┌──

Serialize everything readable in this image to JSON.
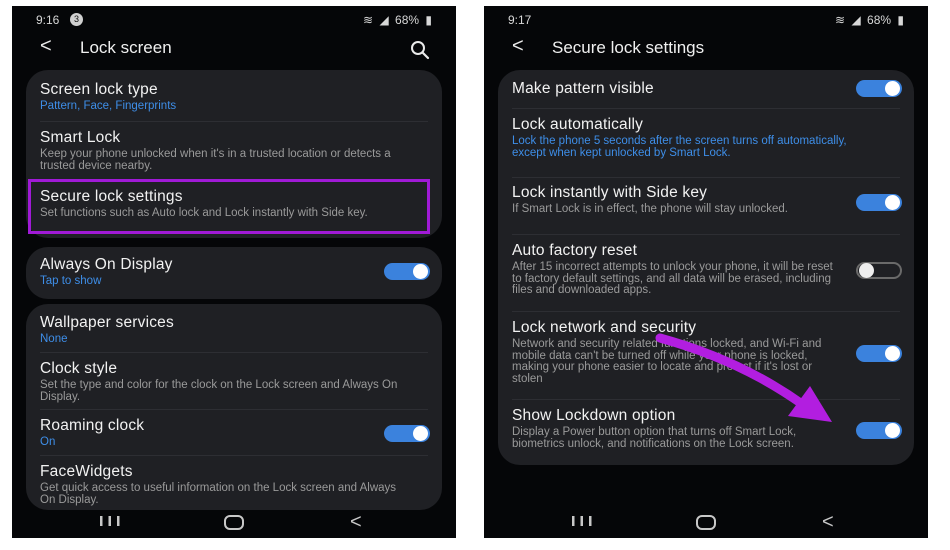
{
  "left": {
    "status": {
      "time": "9:16",
      "badge": "3",
      "battery": "68%"
    },
    "title": "Lock screen",
    "items": [
      {
        "title": "Screen lock type",
        "sub": "Pattern, Face, Fingerprints"
      },
      {
        "title": "Smart Lock",
        "sub": "Keep your phone unlocked when it's in a trusted location or detects a trusted device nearby."
      },
      {
        "title": "Secure lock settings",
        "sub": "Set functions such as Auto lock and Lock instantly with Side key."
      },
      {
        "title": "Always On Display",
        "sub": "Tap to show",
        "toggle": "on"
      },
      {
        "title": "Wallpaper services",
        "sub": "None"
      },
      {
        "title": "Clock style",
        "sub": "Set the type and color for the clock on the Lock screen and Always On Display."
      },
      {
        "title": "Roaming clock",
        "sub": "On",
        "toggle": "on"
      },
      {
        "title": "FaceWidgets",
        "sub": "Get quick access to useful information on the Lock screen and Always On Display."
      }
    ]
  },
  "right": {
    "status": {
      "time": "9:17",
      "battery": "68%"
    },
    "title": "Secure lock settings",
    "items": [
      {
        "title": "Make pattern visible",
        "toggle": "on"
      },
      {
        "title": "Lock automatically",
        "sub": "Lock the phone 5 seconds after the screen turns off automatically, except when kept unlocked by Smart Lock."
      },
      {
        "title": "Lock instantly with Side key",
        "sub": "If Smart Lock is in effect, the phone will stay unlocked.",
        "toggle": "on"
      },
      {
        "title": "Auto factory reset",
        "sub": "After 15 incorrect attempts to unlock your phone, it will be reset to factory default settings, and all data will be erased, including files and downloaded apps.",
        "toggle": "off"
      },
      {
        "title": "Lock network and security",
        "sub": "Network and security related functions locked, and Wi-Fi and mobile data can't be turned off while your phone is locked, making your phone easier to locate and protect if it's lost or stolen",
        "toggle": "on"
      },
      {
        "title": "Show Lockdown option",
        "sub": "Display a Power button option that turns off Smart Lock, biometrics unlock, and notifications on the Lock screen.",
        "toggle": "on"
      }
    ]
  },
  "colors": {
    "accent": "#3b82dd",
    "highlight": "#a01ad6",
    "arrow": "#b21ee0"
  }
}
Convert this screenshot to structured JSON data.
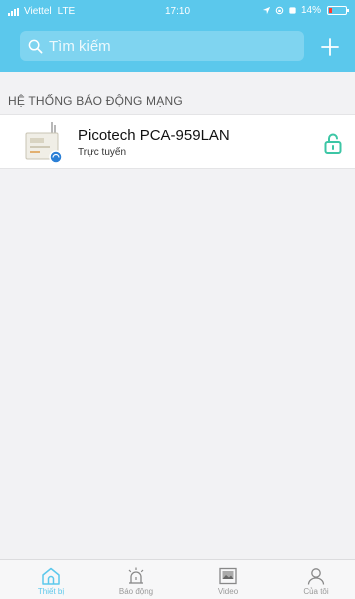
{
  "status_bar": {
    "carrier": "Viettel",
    "network": "LTE",
    "time": "17:10",
    "battery": "14%"
  },
  "search": {
    "placeholder": "Tìm kiếm"
  },
  "section": {
    "title": "HỆ THỐNG BÁO ĐỘNG MẠNG"
  },
  "devices": [
    {
      "name": "Picotech PCA-959LAN",
      "status": "Trực tuyến",
      "lock_icon": "unlock-icon"
    }
  ],
  "tabs": [
    {
      "label": "Thiết bị",
      "icon": "home-icon",
      "active": true
    },
    {
      "label": "Báo động",
      "icon": "alarm-siren-icon",
      "active": false
    },
    {
      "label": "Video",
      "icon": "image-icon",
      "active": false
    },
    {
      "label": "Của tôi",
      "icon": "user-icon",
      "active": false
    }
  ],
  "colors": {
    "accent": "#5bc8ec",
    "background": "#f2f2f4",
    "battery_low": "#ff3b30"
  }
}
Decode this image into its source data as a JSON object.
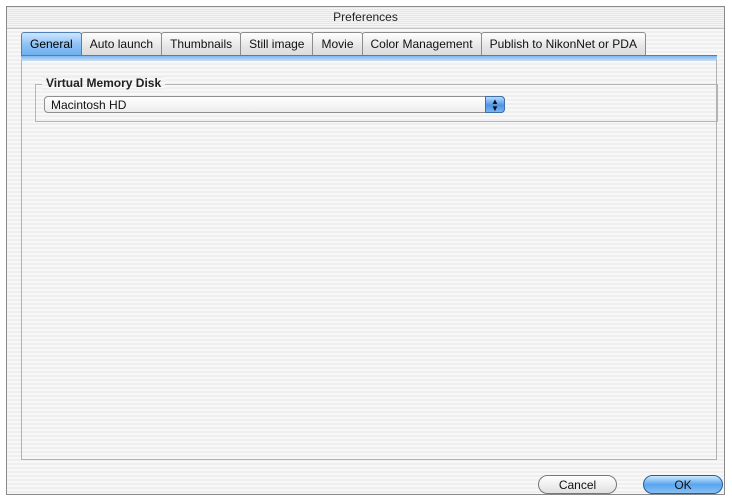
{
  "window": {
    "title": "Preferences"
  },
  "tabs": [
    {
      "label": "General",
      "active": true
    },
    {
      "label": "Auto launch",
      "active": false
    },
    {
      "label": "Thumbnails",
      "active": false
    },
    {
      "label": "Still image",
      "active": false
    },
    {
      "label": "Movie",
      "active": false
    },
    {
      "label": "Color Management",
      "active": false
    },
    {
      "label": "Publish to NikonNet or PDA",
      "active": false
    }
  ],
  "group": {
    "label": "Virtual Memory Disk",
    "popup_value": "Macintosh HD",
    "popup_icon": "up-down-arrows-icon"
  },
  "buttons": {
    "cancel": "Cancel",
    "ok": "OK"
  },
  "colors": {
    "accent": "#6fb0ef"
  }
}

└──

### Written exercise
Repeat the preceding records precisely, and leave every picture out of the copy.

### Written reply
Serialize everything readable in this image to JSON.
{
  "left": {
    "status": {
      "time": "9:16",
      "badge": "3",
      "battery": "68%"
    },
    "title": "Lock screen",
    "items": [
      {
        "title": "Screen lock type",
        "sub": "Pattern, Face, Fingerprints"
      },
      {
        "title": "Smart Lock",
        "sub": "Keep your phone unlocked when it's in a trusted location or detects a trusted device nearby."
      },
      {
        "title": "Secure lock settings",
        "sub": "Set functions such as Auto lock and Lock instantly with Side key."
      },
      {
        "title": "Always On Display",
        "sub": "Tap to show",
        "toggle": "on"
      },
      {
        "title": "Wallpaper services",
        "sub": "None"
      },
      {
        "title": "Clock style",
        "sub": "Set the type and color for the clock on the Lock screen and Always On Display."
      },
      {
        "title": "Roaming clock",
        "sub": "On",
        "toggle": "on"
      },
      {
        "title": "FaceWidgets",
        "sub": "Get quick access to useful information on the Lock screen and Always On Display."
      }
    ]
  },
  "right": {
    "status": {
      "time": "9:17",
      "battery": "68%"
    },
    "title": "Secure lock settings",
    "items": [
      {
        "title": "Make pattern visible",
        "toggle": "on"
      },
      {
        "title": "Lock automatically",
        "sub": "Lock the phone 5 seconds after the screen turns off automatically, except when kept unlocked by Smart Lock."
      },
      {
        "title": "Lock instantly with Side key",
        "sub": "If Smart Lock is in effect, the phone will stay unlocked.",
        "toggle": "on"
      },
      {
        "title": "Auto factory reset",
        "sub": "After 15 incorrect attempts to unlock your phone, it will be reset to factory default settings, and all data will be erased, including files and downloaded apps.",
        "toggle": "off"
      },
      {
        "title": "Lock network and security",
        "sub": "Network and security related functions locked, and Wi-Fi and mobile data can't be turned off while your phone is locked, making your phone easier to locate and protect if it's lost or stolen",
        "toggle": "on"
      },
      {
        "title": "Show Lockdown option",
        "sub": "Display a Power button option that turns off Smart Lock, biometrics unlock, and notifications on the Lock screen.",
        "toggle": "on"
      }
    ]
  },
  "colors": {
    "accent": "#3b82dd",
    "highlight": "#a01ad6",
    "arrow": "#b21ee0"
  }
}
Convert this screenshot to structured JSON data.
{
  "status_bar": {
    "carrier": "Viettel",
    "network": "LTE",
    "time": "17:10",
    "battery": "14%"
  },
  "search": {
    "placeholder": "Tìm kiếm"
  },
  "section": {
    "title": "HỆ THỐNG BÁO ĐỘNG MẠNG"
  },
  "devices": [
    {
      "name": "Picotech PCA-959LAN",
      "status": "Trực tuyến",
      "lock_icon": "unlock-icon"
    }
  ],
  "tabs": [
    {
      "label": "Thiết bị",
      "icon": "home-icon",
      "active": true
    },
    {
      "label": "Báo động",
      "icon": "alarm-siren-icon",
      "active": false
    },
    {
      "label": "Video",
      "icon": "image-icon",
      "active": false
    },
    {
      "label": "Của tôi",
      "icon": "user-icon",
      "active": false
    }
  ],
  "colors": {
    "accent": "#5bc8ec",
    "background": "#f2f2f4",
    "battery_low": "#ff3b30"
  }
}
Decode this image into its source data as a JSON object.
{
  "window": {
    "title": "Preferences"
  },
  "tabs": [
    {
      "label": "General",
      "active": true
    },
    {
      "label": "Auto launch",
      "active": false
    },
    {
      "label": "Thumbnails",
      "active": false
    },
    {
      "label": "Still image",
      "active": false
    },
    {
      "label": "Movie",
      "active": false
    },
    {
      "label": "Color Management",
      "active": false
    },
    {
      "label": "Publish to NikonNet or PDA",
      "active": false
    }
  ],
  "group": {
    "label": "Virtual Memory Disk",
    "popup_value": "Macintosh HD",
    "popup_icon": "up-down-arrows-icon"
  },
  "buttons": {
    "cancel": "Cancel",
    "ok": "OK"
  },
  "colors": {
    "accent": "#6fb0ef"
  }
}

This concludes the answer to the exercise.